_Task instructions_.
Separate out the lines that hold "excl".

Dataset rows
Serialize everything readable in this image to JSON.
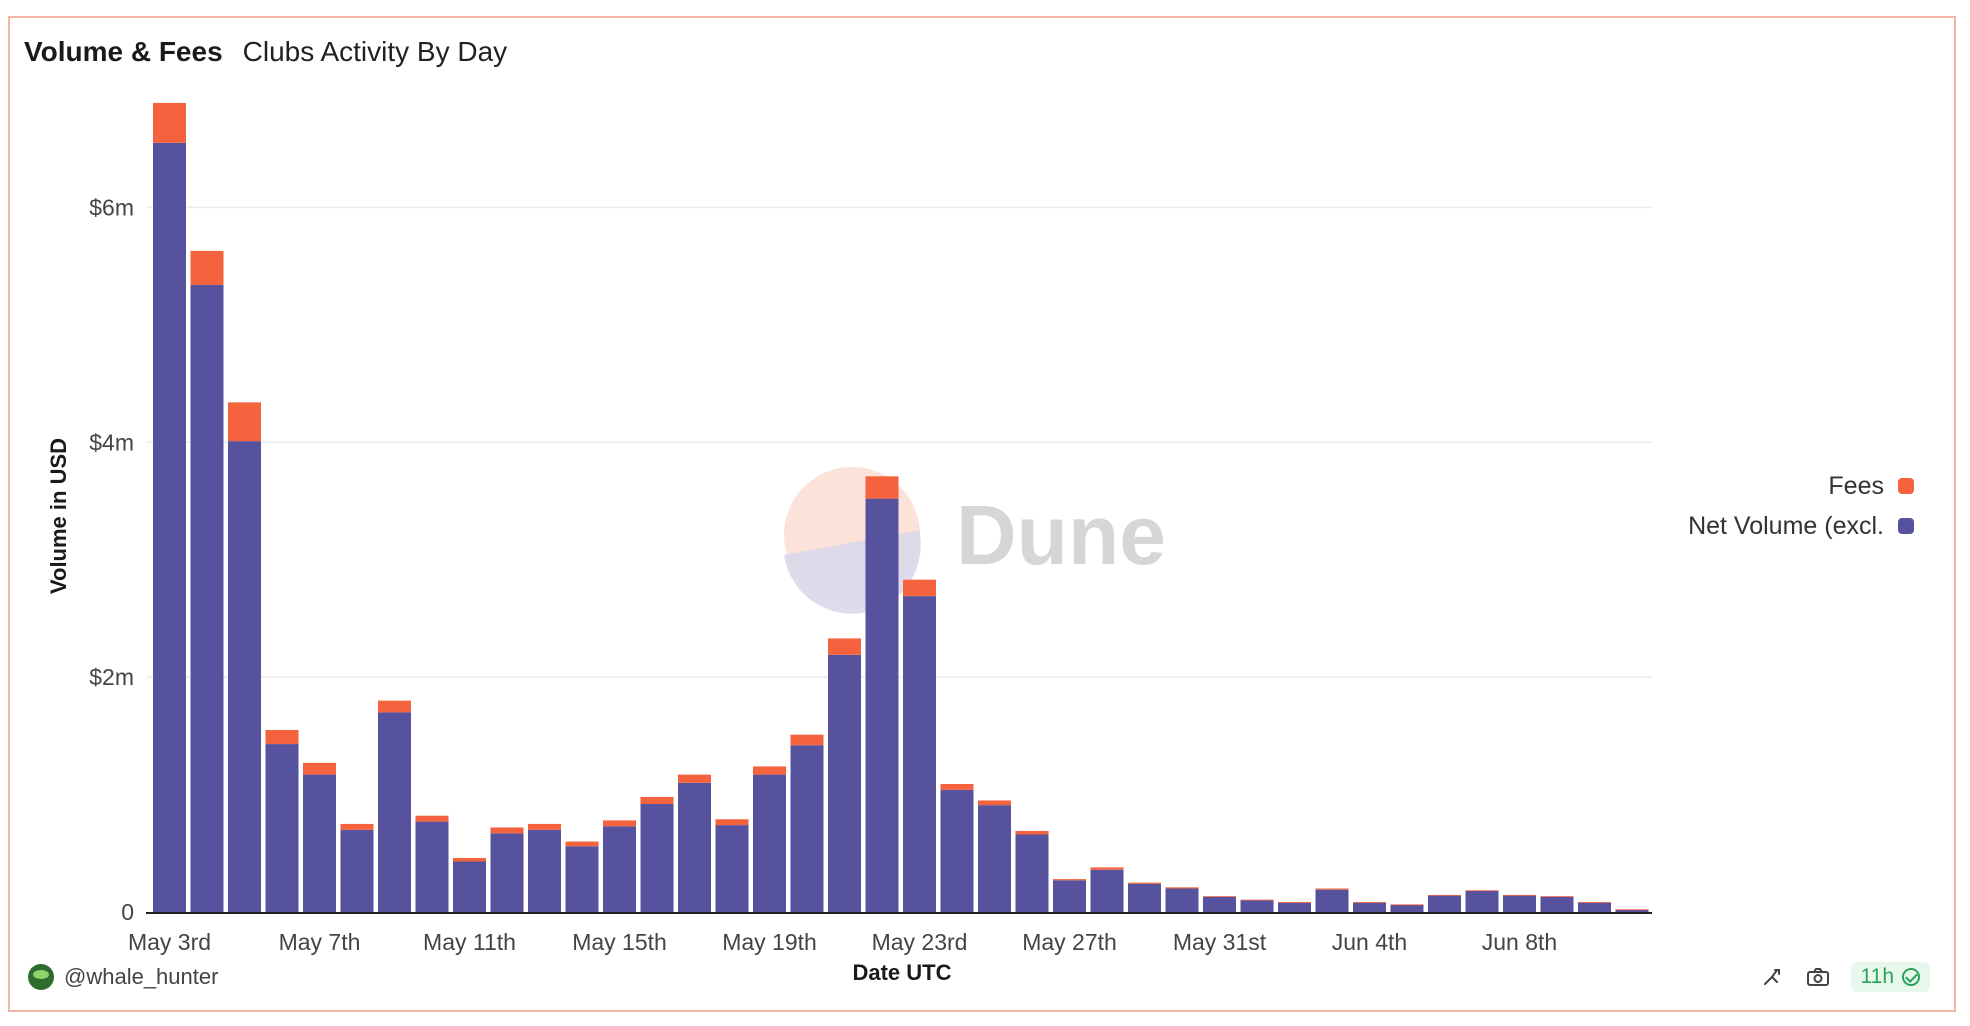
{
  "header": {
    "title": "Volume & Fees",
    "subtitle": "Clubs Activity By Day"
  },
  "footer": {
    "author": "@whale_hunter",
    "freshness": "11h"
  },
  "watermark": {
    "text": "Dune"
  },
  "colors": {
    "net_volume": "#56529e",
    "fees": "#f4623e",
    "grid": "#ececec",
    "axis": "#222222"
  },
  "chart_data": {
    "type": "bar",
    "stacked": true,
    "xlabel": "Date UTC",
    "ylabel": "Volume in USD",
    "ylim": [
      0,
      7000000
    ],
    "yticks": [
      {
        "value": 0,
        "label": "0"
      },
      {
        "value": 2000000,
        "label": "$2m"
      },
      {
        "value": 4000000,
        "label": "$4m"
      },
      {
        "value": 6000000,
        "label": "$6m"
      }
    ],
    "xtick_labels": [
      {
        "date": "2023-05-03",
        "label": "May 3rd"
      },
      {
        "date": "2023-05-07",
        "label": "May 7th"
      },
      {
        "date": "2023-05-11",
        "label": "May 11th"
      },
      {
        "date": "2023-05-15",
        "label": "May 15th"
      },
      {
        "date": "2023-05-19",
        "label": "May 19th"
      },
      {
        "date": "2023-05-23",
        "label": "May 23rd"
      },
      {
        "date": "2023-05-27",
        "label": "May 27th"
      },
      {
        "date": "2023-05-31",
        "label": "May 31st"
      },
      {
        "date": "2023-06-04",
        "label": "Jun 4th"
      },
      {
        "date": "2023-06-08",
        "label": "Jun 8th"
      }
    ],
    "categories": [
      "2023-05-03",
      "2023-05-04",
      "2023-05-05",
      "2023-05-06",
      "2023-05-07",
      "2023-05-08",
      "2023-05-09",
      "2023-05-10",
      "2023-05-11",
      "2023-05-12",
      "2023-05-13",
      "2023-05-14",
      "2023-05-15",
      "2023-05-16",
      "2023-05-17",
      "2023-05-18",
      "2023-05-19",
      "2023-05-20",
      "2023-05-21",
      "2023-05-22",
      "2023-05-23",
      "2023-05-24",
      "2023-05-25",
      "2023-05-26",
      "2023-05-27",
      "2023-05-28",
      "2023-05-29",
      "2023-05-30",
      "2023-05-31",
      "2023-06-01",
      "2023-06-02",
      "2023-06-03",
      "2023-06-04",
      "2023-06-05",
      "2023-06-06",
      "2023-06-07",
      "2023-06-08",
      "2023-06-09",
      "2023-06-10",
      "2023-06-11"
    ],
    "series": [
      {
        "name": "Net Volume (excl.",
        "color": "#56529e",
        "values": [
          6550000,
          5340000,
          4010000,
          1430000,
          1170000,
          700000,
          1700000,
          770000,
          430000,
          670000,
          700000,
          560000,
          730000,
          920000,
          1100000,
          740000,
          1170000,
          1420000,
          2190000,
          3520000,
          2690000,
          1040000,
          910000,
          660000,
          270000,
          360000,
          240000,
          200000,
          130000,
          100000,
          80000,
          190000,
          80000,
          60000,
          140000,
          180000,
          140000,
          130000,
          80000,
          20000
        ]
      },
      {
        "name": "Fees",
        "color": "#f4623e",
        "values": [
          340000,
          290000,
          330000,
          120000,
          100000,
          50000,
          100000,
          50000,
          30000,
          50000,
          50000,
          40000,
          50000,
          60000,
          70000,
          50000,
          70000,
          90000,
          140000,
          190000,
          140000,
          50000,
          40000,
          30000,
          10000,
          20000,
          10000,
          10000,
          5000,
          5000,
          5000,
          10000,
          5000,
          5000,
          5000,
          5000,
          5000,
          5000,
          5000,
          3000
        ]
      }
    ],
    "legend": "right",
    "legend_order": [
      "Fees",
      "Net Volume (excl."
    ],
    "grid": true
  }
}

==

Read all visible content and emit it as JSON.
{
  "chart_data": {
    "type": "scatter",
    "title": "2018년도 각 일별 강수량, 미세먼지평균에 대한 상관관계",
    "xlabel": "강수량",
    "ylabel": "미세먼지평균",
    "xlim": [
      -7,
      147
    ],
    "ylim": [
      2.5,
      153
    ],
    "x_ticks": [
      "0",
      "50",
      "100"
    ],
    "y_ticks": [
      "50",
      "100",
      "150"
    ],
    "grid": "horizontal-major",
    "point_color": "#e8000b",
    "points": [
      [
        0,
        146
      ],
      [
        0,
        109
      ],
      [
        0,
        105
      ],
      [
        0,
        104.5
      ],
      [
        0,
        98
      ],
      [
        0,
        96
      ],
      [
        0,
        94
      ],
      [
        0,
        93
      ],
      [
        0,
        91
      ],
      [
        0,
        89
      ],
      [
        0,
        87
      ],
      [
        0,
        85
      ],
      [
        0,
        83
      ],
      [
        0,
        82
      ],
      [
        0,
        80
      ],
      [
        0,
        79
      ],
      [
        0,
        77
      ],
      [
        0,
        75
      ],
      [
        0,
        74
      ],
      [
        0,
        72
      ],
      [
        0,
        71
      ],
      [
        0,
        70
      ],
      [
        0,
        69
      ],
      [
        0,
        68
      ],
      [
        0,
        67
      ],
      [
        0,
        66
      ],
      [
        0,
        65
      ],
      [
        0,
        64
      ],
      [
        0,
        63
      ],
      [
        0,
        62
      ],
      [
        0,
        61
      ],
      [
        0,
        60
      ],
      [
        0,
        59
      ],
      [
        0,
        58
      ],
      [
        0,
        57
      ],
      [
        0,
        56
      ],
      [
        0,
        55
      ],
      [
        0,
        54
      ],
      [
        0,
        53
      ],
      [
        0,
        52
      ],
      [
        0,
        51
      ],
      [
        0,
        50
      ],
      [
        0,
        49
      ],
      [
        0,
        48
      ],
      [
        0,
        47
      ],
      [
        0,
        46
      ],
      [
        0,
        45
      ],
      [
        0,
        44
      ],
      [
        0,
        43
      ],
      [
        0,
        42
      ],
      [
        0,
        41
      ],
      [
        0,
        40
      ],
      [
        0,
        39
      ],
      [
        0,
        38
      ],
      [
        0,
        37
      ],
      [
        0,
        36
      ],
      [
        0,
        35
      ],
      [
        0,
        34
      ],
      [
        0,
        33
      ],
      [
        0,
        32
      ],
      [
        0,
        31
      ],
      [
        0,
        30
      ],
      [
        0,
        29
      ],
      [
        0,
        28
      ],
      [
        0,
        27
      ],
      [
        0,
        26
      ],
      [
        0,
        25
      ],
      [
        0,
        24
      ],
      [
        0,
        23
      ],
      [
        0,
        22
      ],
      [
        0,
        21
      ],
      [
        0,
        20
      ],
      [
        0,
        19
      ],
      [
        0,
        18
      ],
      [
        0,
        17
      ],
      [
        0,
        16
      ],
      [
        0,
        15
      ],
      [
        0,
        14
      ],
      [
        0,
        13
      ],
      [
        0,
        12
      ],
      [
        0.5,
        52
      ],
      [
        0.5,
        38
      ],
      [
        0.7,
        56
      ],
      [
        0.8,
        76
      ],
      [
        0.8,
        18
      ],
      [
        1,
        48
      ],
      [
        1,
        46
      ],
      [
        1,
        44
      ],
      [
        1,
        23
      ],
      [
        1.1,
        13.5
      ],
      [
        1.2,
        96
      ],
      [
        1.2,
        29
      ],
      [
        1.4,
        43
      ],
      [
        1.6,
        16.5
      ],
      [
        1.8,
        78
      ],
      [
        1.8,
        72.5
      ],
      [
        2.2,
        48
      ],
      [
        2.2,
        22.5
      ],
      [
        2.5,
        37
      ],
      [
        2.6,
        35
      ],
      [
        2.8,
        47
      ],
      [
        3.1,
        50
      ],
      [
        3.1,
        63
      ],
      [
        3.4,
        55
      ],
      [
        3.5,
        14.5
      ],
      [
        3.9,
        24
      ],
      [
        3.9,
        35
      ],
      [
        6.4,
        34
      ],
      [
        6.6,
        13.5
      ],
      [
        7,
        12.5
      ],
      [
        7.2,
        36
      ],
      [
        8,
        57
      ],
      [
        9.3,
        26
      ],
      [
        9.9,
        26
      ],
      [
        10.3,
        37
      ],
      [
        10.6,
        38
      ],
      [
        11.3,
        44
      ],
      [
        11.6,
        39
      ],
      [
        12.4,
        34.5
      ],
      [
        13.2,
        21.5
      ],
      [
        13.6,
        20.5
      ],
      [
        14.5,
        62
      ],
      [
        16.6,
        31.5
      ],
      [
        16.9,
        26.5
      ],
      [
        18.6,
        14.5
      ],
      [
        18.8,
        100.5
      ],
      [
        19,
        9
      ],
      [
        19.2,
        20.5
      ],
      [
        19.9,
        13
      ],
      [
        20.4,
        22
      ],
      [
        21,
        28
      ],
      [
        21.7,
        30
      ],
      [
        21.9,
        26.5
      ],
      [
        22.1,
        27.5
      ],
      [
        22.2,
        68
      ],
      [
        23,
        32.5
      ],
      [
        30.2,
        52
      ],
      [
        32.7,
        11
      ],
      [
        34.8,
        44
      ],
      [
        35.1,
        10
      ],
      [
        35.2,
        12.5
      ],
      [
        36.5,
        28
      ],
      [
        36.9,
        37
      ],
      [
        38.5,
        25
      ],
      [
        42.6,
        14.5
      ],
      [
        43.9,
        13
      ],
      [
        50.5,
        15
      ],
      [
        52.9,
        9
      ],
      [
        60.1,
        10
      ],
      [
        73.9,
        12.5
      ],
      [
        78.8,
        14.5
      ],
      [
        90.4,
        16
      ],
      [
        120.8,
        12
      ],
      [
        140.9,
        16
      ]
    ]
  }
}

_Answer to this problem_.
        "name": "Net Volume (excl.",
      "Net Volume (excl."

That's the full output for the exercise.